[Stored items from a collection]
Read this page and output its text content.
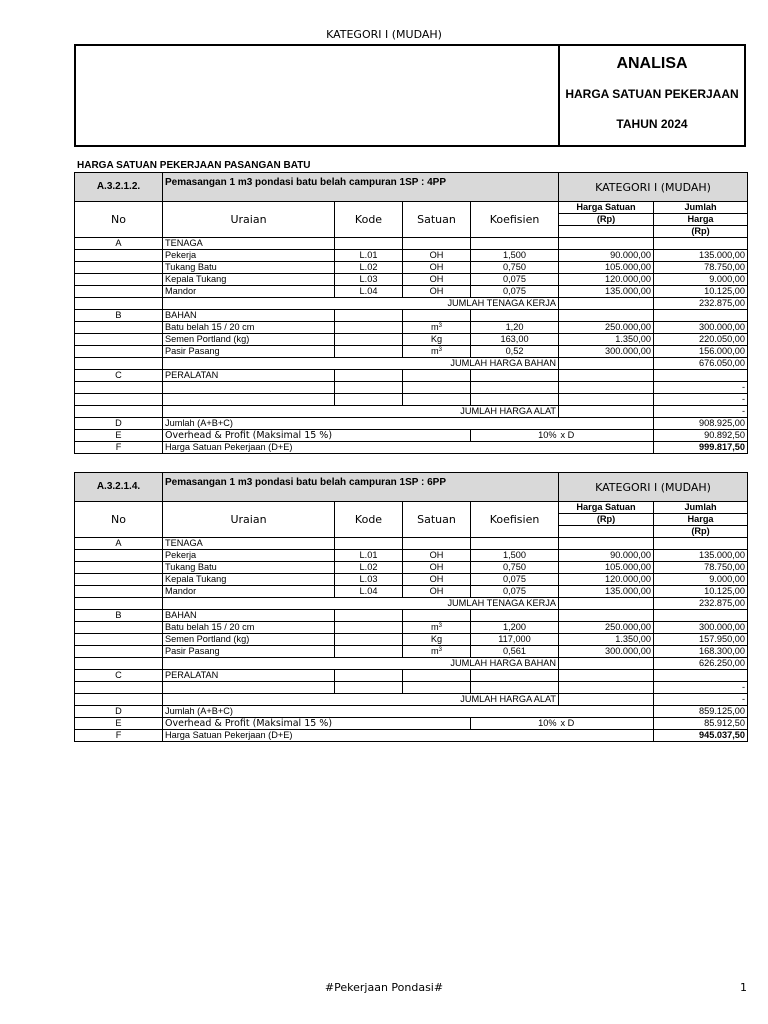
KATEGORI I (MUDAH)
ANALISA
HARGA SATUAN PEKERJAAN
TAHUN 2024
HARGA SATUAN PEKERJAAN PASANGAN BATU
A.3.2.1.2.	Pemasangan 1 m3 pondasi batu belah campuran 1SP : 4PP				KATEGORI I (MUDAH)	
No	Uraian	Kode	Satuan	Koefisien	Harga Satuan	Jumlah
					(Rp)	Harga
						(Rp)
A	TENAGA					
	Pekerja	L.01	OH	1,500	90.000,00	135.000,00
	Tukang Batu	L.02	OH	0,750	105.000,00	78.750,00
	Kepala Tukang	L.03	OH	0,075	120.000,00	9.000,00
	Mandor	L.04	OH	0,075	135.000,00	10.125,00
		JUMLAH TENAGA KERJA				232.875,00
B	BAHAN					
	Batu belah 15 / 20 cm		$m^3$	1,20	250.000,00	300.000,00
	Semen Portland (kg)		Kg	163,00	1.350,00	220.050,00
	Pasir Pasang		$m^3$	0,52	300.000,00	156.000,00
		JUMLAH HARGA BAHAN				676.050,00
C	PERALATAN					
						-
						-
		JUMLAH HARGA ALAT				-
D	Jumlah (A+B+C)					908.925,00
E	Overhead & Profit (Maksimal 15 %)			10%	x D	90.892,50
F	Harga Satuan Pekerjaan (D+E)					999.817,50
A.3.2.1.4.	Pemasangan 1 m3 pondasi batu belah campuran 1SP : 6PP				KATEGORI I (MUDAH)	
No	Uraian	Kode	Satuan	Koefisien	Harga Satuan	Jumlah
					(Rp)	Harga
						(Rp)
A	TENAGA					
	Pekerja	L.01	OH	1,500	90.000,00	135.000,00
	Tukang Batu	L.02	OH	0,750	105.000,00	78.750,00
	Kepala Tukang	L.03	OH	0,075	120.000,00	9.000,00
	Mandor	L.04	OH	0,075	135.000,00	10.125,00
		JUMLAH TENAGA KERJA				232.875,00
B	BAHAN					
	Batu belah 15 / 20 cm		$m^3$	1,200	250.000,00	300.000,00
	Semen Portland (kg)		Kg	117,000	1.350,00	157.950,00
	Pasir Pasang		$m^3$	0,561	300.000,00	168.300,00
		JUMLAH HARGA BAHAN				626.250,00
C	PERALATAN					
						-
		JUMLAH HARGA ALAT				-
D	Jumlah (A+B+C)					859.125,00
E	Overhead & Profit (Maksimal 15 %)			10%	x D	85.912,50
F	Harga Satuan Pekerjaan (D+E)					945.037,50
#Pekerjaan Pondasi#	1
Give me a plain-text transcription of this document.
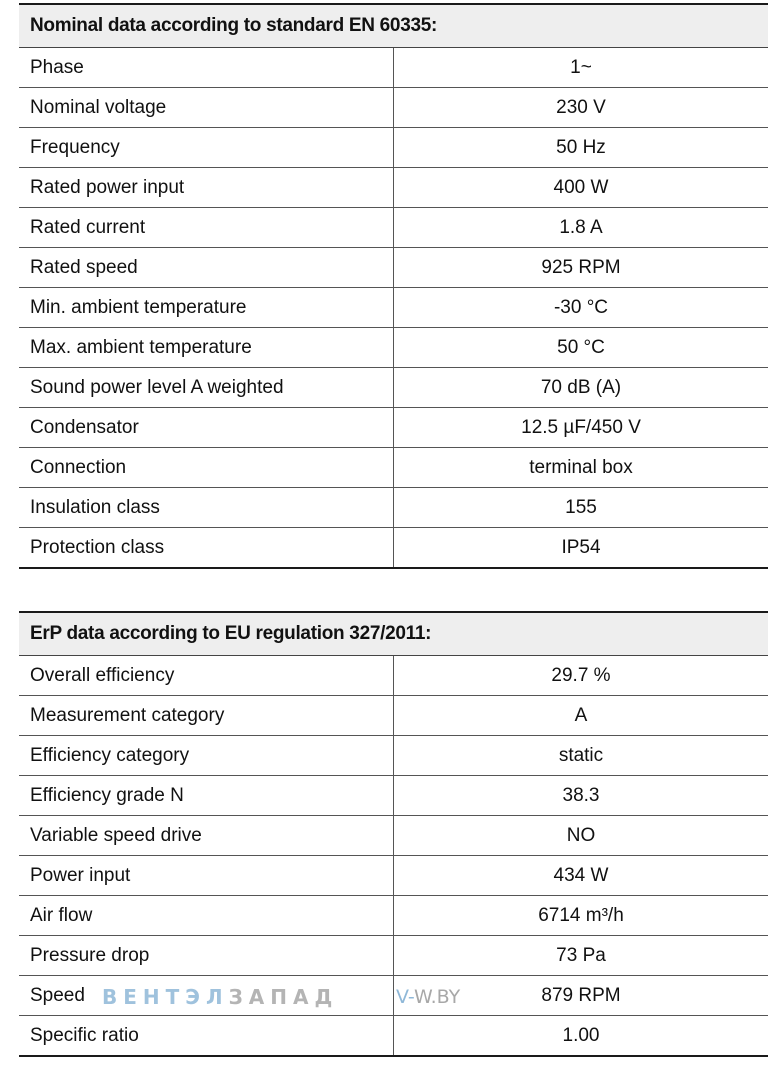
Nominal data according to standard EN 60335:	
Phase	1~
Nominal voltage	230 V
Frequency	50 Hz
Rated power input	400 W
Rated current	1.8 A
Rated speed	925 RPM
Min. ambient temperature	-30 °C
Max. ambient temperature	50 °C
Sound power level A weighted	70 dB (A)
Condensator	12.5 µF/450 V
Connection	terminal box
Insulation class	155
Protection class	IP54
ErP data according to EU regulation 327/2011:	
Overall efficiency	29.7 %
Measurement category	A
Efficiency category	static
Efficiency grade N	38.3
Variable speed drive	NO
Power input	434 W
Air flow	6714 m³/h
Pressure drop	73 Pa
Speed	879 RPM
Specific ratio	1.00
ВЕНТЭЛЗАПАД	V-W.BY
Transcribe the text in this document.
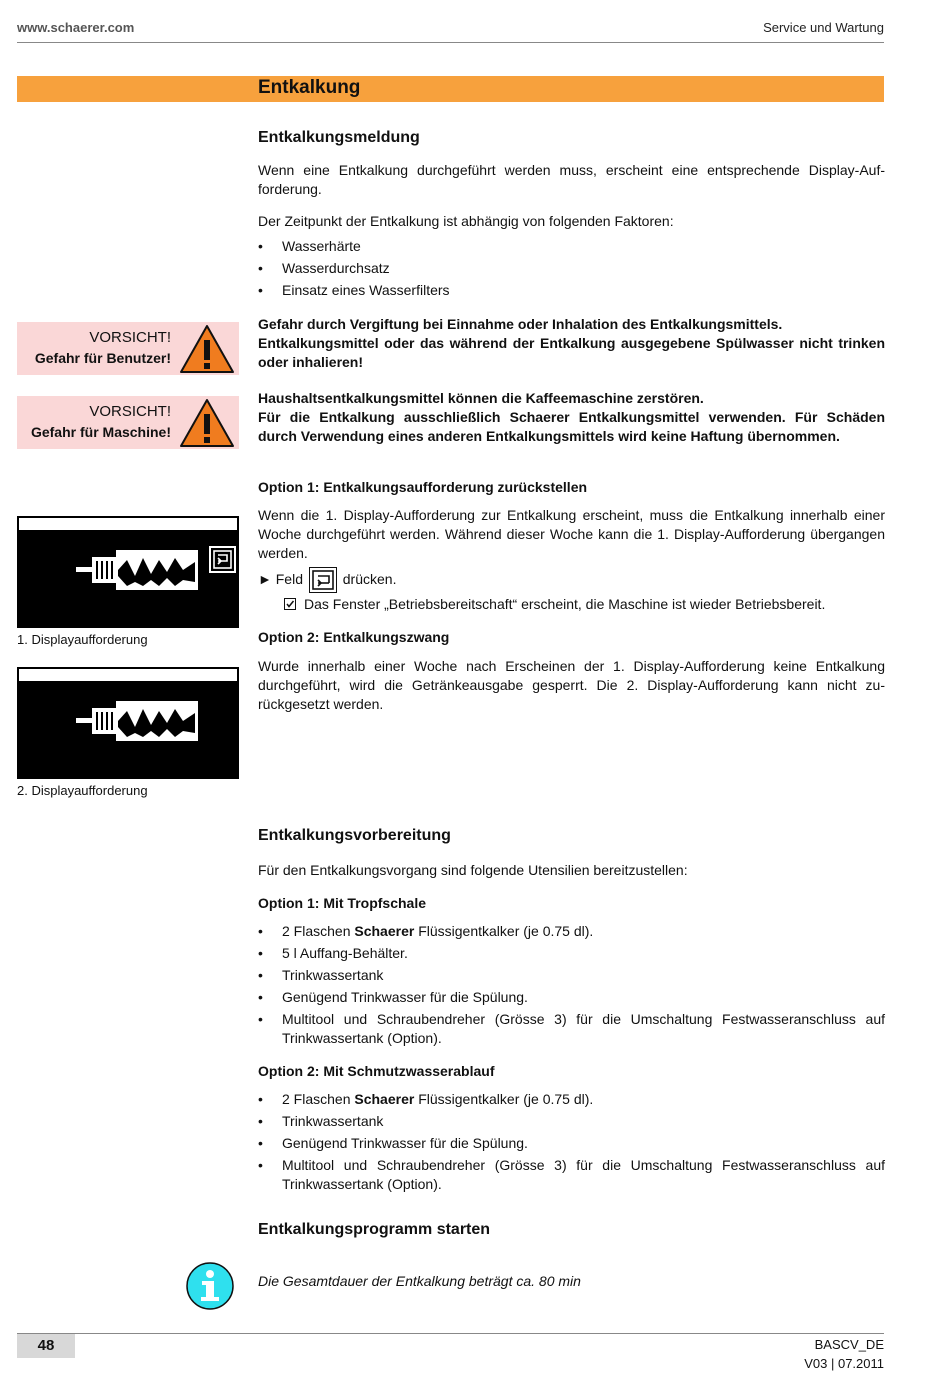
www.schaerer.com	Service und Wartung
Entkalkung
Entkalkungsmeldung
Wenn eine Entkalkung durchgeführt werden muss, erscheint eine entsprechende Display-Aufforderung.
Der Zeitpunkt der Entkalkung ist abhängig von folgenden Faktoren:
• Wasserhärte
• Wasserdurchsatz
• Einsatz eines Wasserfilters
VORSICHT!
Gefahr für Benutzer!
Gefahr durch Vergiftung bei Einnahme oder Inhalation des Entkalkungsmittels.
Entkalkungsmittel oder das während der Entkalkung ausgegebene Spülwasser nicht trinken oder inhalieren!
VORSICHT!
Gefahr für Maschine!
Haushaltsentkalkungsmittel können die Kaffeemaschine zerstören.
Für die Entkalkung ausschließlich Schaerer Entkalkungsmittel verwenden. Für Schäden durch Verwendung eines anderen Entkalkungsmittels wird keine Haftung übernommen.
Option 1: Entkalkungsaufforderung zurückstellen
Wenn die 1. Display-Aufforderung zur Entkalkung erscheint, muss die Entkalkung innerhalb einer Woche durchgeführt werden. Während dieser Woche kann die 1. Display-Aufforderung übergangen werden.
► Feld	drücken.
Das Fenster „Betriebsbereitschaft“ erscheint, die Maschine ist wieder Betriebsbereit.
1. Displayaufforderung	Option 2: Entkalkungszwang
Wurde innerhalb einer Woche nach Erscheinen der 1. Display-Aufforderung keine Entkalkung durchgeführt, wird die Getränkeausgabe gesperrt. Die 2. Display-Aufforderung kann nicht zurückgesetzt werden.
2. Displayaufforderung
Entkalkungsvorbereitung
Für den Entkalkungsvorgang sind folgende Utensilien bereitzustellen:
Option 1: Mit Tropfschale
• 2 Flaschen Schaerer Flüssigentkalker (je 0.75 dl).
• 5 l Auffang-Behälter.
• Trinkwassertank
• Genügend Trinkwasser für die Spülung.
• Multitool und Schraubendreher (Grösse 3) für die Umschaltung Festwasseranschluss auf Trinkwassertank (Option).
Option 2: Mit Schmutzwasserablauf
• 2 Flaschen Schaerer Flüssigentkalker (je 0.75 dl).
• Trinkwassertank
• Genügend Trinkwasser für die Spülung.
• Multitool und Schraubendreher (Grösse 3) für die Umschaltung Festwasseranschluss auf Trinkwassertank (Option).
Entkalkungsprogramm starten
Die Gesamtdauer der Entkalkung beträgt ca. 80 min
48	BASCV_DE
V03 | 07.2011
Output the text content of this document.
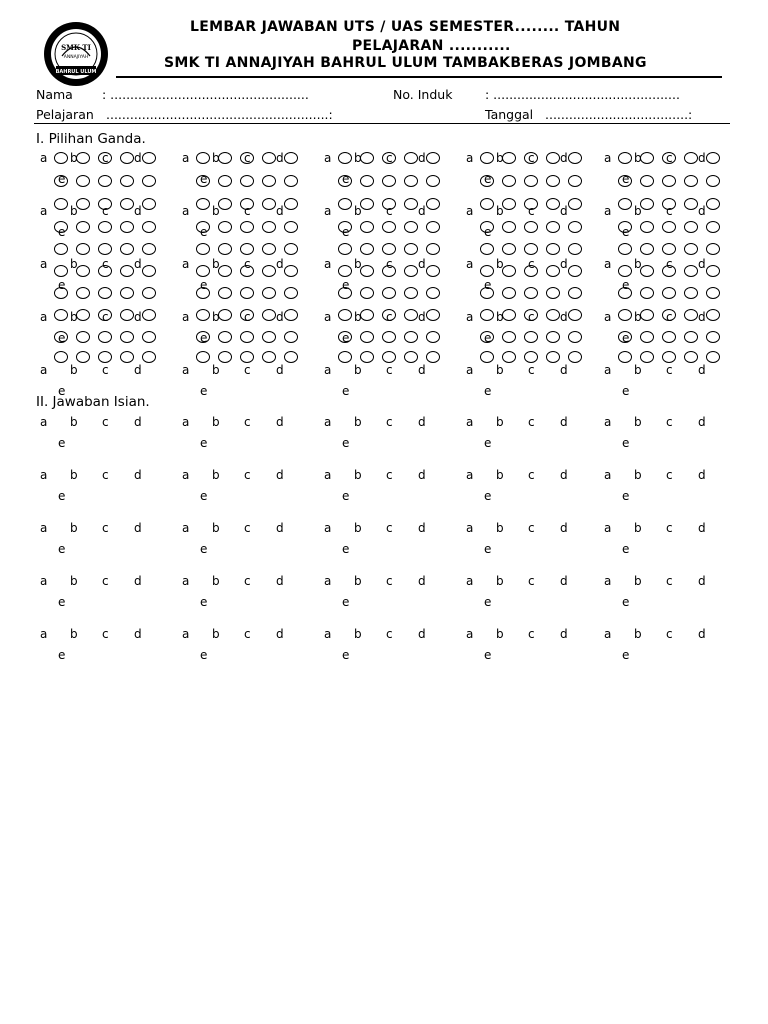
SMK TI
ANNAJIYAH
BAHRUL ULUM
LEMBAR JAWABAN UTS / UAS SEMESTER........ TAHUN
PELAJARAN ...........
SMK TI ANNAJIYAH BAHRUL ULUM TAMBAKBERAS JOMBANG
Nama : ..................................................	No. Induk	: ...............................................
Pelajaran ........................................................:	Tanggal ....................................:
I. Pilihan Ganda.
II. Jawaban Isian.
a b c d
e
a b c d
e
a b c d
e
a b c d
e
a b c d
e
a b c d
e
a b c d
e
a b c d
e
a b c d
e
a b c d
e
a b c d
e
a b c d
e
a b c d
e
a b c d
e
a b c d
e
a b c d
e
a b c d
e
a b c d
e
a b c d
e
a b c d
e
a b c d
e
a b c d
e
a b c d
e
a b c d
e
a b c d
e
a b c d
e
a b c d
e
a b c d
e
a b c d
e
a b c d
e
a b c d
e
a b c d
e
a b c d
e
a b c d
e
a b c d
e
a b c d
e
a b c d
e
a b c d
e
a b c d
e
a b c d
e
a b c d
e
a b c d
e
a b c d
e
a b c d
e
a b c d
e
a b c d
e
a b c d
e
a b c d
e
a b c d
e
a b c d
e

◆ WHAT THE TASK ASKS:
Examine the records and pull out every line where the string "Pasir" occurs.

◆ CORRECT ANSWER:
	Pasir Pasang		$m^3$	0,52	300.000,00	156.000,00
	Pasir Pasang		$m^3$	0,561	300.000,00	168.300,00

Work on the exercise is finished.